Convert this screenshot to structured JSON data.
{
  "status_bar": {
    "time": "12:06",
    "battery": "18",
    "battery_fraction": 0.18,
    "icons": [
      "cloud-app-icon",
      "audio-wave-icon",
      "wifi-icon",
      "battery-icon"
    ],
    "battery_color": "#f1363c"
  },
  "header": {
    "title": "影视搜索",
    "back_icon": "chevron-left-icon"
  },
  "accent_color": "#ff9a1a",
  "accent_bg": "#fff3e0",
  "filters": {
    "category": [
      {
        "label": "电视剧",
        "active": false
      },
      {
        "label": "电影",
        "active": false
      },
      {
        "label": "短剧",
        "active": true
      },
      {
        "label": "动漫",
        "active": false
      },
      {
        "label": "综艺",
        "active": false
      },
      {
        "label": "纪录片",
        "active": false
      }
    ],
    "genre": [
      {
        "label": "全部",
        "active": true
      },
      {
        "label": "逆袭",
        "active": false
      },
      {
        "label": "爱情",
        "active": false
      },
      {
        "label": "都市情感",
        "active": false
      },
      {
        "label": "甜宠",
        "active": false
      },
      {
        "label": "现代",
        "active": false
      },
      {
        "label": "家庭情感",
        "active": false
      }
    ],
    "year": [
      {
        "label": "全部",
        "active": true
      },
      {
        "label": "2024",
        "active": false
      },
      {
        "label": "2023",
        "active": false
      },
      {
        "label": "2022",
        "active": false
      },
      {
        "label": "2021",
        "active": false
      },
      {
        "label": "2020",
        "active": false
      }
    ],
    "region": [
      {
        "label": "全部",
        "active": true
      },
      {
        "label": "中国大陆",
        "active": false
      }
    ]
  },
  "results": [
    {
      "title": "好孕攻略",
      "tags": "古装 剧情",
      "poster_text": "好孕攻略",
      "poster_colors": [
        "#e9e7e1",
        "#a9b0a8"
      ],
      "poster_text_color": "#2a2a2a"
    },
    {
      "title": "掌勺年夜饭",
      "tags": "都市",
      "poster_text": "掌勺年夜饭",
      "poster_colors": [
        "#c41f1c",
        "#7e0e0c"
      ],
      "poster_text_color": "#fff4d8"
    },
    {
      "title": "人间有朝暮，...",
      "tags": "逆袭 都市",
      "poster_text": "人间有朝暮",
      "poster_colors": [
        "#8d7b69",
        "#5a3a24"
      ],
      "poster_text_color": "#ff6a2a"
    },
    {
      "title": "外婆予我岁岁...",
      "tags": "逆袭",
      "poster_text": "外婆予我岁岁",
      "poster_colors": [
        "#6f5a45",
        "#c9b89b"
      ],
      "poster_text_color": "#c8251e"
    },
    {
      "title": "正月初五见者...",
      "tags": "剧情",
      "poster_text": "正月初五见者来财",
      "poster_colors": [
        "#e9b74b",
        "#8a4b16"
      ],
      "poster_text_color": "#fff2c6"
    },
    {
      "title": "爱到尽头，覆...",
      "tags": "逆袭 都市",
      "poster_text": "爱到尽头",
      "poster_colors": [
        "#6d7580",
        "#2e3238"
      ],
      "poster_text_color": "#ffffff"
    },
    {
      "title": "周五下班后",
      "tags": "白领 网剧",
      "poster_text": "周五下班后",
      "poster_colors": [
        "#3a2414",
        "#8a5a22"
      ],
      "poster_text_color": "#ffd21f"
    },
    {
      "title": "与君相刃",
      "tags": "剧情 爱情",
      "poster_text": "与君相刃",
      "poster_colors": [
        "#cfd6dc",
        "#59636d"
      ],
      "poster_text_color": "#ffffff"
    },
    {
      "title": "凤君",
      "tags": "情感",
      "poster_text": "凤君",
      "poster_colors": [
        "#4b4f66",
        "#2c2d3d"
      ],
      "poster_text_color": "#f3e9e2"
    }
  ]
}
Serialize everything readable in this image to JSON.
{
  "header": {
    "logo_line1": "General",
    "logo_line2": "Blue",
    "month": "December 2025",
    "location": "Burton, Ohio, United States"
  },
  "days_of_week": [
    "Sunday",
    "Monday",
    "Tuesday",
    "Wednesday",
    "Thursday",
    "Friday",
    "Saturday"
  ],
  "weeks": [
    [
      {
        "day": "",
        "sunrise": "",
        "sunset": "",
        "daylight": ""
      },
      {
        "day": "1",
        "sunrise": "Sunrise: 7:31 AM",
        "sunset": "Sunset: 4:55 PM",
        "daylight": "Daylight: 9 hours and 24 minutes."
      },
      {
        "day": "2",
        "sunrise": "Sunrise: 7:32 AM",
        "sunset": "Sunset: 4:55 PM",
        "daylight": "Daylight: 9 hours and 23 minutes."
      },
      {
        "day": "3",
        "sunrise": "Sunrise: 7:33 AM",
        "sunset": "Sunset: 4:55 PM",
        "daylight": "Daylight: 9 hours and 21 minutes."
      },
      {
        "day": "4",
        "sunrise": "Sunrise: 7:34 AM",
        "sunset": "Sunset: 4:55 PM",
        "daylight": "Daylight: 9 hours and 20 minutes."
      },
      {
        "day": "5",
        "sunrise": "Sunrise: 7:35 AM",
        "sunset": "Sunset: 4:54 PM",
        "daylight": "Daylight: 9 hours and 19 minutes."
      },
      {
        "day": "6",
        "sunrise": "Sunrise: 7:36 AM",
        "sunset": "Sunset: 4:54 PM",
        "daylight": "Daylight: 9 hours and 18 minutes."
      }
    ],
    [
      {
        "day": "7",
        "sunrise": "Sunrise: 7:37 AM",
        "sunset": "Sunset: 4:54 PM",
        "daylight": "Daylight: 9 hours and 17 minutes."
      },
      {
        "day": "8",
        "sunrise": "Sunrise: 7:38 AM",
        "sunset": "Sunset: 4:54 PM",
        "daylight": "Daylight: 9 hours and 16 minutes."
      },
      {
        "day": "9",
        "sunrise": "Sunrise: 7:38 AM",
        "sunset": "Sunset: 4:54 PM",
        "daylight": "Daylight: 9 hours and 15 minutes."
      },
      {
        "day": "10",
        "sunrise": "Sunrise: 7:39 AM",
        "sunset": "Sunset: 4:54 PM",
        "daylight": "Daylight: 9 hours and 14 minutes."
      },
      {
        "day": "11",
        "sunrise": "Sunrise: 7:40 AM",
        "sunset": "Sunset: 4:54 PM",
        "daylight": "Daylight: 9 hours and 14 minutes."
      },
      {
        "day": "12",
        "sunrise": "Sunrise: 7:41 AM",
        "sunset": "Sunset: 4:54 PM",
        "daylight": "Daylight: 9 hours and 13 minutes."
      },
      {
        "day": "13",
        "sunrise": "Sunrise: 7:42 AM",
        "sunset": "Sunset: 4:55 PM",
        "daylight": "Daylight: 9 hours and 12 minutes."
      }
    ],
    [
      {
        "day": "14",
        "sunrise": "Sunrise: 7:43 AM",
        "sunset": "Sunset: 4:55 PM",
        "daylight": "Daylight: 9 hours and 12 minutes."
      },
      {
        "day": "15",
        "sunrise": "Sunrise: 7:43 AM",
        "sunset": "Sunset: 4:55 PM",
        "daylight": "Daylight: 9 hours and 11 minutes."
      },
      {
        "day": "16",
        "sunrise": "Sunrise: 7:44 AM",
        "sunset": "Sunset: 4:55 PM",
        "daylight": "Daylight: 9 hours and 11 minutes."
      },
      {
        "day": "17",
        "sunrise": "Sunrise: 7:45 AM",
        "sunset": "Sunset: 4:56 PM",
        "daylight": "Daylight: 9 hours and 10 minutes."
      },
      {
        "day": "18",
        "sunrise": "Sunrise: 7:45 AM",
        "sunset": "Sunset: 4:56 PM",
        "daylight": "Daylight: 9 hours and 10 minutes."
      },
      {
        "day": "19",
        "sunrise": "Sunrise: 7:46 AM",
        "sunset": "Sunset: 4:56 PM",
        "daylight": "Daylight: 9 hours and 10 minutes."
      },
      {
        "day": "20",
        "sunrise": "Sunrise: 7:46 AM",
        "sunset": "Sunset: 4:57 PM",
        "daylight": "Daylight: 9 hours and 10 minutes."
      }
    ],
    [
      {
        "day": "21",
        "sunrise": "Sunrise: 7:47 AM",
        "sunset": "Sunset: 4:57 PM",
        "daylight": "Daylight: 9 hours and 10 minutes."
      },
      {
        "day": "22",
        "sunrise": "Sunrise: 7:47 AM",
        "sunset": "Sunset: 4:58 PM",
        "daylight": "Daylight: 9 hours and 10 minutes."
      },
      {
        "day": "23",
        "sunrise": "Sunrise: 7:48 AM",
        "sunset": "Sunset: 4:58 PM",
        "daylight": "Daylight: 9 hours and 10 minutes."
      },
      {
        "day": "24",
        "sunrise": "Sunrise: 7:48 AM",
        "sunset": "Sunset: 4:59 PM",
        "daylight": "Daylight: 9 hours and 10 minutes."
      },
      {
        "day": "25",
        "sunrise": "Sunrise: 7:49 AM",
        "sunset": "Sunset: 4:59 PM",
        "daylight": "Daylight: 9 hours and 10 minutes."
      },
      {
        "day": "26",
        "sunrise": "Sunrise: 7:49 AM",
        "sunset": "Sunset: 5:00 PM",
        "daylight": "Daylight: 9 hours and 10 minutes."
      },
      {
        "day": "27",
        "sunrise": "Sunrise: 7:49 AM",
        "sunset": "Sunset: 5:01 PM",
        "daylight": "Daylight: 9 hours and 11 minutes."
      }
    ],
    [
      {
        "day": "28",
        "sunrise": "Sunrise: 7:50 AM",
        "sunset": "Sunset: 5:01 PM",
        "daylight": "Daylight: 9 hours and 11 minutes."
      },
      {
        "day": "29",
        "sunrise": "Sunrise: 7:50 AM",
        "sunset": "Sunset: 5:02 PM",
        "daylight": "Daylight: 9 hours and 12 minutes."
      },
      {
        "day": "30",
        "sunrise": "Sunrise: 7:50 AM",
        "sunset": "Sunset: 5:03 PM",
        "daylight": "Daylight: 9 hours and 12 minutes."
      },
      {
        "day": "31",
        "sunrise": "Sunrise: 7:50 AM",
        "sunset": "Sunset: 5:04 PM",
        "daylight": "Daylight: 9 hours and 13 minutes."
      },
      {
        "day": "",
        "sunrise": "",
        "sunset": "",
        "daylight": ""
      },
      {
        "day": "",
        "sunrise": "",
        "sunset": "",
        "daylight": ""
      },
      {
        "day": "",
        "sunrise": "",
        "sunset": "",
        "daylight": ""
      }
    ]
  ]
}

= = = =

**Given exercise:**
Locate the string "JSON" in the listing above and copy every line where it occurs.

**The completed task:**
Convert this screenshot to structured JSON data.
Serialize everything readable in this image to JSON.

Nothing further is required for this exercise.